_REQUEST_.
Gather every line below where "αὐτῆς" appears.

## Begin

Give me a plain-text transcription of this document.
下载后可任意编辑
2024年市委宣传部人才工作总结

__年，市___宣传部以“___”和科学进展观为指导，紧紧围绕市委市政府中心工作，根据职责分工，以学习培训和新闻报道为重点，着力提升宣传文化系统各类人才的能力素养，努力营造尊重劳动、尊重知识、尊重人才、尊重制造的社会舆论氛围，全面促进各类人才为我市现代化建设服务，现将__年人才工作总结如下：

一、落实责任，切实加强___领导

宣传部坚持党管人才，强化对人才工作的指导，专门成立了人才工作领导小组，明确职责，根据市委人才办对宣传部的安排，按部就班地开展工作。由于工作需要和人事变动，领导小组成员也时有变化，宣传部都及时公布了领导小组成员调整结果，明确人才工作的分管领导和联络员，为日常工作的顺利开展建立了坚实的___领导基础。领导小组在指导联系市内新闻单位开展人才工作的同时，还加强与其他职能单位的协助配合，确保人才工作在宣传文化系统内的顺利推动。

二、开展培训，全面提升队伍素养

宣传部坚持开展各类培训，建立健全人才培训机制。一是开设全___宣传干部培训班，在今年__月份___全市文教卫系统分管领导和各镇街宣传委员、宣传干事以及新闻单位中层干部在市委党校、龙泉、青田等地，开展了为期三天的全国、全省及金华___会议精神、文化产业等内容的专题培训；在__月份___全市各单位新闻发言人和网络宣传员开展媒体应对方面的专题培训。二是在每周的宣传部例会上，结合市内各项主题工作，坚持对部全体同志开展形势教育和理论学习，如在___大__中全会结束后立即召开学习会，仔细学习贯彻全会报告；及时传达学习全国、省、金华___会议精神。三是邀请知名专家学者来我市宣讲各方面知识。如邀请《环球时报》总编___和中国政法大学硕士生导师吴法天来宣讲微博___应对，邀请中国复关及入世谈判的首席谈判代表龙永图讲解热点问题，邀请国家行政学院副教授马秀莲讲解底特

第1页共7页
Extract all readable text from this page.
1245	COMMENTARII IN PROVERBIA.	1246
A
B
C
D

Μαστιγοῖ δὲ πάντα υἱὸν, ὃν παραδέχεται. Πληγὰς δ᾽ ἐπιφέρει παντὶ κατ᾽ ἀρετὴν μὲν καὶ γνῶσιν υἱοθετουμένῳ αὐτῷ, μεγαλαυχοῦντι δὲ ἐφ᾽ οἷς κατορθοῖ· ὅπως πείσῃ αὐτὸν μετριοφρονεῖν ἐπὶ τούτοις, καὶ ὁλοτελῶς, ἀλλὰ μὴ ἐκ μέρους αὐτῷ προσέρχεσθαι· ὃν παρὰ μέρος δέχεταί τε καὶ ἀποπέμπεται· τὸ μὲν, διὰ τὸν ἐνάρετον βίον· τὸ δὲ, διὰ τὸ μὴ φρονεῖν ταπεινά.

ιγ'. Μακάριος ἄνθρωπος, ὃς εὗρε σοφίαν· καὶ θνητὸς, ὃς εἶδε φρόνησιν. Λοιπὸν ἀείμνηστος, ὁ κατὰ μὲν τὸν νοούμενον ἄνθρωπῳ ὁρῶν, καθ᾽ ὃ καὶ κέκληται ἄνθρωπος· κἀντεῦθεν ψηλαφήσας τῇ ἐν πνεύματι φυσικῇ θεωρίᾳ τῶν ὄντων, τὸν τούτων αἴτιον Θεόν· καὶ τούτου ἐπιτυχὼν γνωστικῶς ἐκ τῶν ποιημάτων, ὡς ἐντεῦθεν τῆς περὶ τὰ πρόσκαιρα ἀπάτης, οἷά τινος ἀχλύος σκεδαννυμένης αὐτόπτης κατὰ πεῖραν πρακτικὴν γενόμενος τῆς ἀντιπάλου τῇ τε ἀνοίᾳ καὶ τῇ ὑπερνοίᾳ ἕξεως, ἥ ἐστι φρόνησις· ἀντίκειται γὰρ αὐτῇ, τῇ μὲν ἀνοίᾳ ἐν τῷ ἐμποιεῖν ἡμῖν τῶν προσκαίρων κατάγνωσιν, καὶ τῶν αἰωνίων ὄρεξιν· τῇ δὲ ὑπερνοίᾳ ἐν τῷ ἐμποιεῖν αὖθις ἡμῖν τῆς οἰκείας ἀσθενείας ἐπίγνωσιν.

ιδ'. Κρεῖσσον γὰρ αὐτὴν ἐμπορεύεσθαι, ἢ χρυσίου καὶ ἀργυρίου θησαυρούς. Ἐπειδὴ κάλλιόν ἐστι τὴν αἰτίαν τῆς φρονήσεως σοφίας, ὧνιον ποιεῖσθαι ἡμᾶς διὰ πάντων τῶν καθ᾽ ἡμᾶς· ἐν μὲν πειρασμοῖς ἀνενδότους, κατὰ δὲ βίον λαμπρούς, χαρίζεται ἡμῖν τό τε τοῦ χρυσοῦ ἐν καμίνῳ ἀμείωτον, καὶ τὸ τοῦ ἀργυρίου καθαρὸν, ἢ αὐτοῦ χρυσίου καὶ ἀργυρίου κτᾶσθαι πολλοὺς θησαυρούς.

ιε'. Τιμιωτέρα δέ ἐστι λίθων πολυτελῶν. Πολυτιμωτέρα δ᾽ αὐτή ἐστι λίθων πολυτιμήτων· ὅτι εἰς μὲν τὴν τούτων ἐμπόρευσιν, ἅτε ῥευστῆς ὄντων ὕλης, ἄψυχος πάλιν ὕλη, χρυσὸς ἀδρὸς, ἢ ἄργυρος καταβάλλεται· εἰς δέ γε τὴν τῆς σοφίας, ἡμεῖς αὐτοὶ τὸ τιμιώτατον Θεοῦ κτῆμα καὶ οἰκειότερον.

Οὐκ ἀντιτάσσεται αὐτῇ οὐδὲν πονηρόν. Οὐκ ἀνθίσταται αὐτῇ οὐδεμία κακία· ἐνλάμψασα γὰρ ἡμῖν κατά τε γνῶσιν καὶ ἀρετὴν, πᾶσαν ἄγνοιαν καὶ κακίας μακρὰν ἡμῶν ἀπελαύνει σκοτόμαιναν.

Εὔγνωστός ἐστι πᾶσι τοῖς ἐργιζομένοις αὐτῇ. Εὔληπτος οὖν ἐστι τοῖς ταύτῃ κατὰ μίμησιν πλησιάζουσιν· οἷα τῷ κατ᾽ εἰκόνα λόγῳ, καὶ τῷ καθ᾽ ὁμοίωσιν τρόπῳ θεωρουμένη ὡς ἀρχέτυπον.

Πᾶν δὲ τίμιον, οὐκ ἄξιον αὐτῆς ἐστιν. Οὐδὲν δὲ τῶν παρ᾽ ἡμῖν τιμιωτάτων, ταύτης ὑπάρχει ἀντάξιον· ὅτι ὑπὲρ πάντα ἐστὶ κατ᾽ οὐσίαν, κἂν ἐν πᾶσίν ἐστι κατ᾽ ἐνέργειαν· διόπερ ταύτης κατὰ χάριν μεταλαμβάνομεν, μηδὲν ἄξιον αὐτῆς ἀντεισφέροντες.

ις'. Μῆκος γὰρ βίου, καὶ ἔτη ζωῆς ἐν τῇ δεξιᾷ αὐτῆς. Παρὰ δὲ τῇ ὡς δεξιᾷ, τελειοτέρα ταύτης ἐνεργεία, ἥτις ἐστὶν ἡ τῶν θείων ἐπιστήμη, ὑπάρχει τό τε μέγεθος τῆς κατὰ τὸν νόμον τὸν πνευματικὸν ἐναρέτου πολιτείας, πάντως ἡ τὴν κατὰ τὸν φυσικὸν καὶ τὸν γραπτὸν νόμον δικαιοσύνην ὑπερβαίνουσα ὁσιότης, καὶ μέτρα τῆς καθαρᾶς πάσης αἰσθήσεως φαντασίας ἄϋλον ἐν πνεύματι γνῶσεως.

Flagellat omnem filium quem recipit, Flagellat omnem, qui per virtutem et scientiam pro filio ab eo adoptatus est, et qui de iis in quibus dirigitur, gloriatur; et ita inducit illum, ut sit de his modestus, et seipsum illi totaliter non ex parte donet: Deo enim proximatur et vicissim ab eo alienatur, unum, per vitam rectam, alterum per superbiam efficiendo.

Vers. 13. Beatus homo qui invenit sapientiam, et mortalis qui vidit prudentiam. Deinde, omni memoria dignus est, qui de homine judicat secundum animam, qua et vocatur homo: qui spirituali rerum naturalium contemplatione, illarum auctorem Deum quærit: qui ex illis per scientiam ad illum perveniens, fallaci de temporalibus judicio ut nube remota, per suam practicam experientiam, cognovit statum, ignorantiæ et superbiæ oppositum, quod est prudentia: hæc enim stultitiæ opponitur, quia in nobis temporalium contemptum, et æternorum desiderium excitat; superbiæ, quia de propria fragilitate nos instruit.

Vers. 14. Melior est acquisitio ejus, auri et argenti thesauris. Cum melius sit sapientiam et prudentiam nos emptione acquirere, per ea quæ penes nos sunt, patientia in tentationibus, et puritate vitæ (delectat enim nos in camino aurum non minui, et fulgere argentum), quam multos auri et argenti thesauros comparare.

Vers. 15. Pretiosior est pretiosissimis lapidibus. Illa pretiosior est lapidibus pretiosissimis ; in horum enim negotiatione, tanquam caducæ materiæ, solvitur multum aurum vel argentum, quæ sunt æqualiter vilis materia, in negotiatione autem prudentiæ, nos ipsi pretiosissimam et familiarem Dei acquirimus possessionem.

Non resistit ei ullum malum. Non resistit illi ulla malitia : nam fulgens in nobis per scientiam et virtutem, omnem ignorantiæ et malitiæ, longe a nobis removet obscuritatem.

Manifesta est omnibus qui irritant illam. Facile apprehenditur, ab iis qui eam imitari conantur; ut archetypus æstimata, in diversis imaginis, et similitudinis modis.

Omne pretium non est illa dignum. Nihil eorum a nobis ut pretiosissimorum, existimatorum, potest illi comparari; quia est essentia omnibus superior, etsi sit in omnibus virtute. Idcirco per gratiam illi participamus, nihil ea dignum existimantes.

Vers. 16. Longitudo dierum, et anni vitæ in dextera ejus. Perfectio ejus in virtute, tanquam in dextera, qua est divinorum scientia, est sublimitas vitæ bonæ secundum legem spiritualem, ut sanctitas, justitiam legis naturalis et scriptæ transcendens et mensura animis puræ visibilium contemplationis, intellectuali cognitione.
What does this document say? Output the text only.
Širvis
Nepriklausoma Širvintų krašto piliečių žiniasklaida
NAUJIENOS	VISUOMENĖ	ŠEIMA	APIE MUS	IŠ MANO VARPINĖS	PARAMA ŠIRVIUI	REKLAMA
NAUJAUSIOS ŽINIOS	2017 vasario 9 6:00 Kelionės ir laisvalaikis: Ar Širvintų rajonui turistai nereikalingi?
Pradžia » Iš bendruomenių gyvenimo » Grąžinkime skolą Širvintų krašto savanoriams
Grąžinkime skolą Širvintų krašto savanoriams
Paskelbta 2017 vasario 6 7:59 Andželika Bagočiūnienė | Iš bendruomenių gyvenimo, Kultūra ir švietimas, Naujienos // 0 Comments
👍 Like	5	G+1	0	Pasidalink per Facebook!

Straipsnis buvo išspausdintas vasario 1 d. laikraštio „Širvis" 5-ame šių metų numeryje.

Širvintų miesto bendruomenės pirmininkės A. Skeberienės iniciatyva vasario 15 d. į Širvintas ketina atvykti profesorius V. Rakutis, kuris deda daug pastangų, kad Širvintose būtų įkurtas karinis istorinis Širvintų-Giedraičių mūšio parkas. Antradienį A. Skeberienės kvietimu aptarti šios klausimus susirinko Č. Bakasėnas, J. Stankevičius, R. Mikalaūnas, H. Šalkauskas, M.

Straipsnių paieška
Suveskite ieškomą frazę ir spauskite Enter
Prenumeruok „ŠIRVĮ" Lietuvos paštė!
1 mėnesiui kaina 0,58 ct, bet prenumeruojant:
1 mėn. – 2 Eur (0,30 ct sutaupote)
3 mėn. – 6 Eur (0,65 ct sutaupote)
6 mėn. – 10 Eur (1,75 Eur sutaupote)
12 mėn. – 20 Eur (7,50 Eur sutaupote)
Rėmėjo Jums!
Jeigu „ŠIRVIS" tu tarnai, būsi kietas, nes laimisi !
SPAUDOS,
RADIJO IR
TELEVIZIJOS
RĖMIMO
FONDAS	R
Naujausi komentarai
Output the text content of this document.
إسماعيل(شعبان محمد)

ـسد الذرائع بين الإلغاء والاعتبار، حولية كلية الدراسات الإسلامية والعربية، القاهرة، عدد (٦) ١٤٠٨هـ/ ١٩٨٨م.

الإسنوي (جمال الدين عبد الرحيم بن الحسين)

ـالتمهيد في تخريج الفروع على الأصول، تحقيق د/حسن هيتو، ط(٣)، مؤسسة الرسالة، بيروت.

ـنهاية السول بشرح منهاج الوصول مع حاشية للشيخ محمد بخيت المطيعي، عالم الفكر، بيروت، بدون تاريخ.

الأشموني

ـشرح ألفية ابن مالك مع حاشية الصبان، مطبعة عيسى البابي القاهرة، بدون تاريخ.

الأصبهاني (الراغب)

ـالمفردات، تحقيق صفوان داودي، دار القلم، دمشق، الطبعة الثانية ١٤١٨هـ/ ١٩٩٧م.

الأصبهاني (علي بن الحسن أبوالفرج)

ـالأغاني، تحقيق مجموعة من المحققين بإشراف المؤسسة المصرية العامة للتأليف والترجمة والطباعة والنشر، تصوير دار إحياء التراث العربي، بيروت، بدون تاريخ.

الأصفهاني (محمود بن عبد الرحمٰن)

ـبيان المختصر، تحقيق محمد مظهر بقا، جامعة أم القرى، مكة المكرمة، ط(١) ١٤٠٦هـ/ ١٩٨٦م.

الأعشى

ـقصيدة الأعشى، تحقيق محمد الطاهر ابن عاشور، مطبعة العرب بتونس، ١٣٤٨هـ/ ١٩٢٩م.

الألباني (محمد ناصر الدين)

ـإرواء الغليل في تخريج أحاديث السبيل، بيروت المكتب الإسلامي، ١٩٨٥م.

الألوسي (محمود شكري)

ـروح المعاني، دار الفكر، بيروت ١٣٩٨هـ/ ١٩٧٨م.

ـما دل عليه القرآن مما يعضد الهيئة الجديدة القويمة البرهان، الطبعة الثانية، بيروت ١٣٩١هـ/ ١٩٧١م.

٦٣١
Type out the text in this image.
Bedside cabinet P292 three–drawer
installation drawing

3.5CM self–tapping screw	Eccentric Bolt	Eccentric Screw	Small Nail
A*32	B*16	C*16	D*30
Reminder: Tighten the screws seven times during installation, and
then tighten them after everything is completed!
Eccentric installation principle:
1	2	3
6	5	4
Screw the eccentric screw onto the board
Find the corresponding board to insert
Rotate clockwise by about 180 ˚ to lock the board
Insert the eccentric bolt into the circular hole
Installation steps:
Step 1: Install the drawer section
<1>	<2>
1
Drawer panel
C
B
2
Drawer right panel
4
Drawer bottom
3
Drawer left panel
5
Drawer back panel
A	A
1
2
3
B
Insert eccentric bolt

## End

_REPLY_.
Πᾶν δὲ τίμιον, οὐκ ἄξιον αὐτῆς ἐστιν. Οὐδὲν δὲ τῶν παρ᾽ ἡμῖν τιμιωτάτων, ταύτης ὑπάρχει ἀντάξιον· ὅτι ὑπὲρ πάντα ἐστὶ κατ᾽ οὐσίαν, κἂν ἐν πᾶσίν ἐστι κατ᾽ ἐνέργειαν· διόπερ ταύτης κατὰ χάριν μεταλαμβάνομεν, μηδὲν ἄξιον αὐτῆς ἀντεισφέροντες.
ις'. Μῆκος γὰρ βίου, καὶ ἔτη ζωῆς ἐν τῇ δεξιᾷ αὐτῆς. Παρὰ δὲ τῇ ὡς δεξιᾷ, τελειοτέρα ταύτης ἐνεργεία, ἥτις ἐστὶν ἡ τῶν θείων ἐπιστήμη, ὑπάρχει τό τε μέγεθος τῆς κατὰ τὸν νόμον τὸν πνευματικὸν ἐναρέτου πολιτείας, πάντως ἡ τὴν κατὰ τὸν φυσικὸν καὶ τὸν γραπτὸν νόμον δικαιοσύνην ὑπερβαίνουσα ὁσιότης, καὶ μέτρα τῆς καθαρᾶς πάσης αἰσθήσεως φαντασίας ἄϋλον ἐν πνεύματι γνῶσεως.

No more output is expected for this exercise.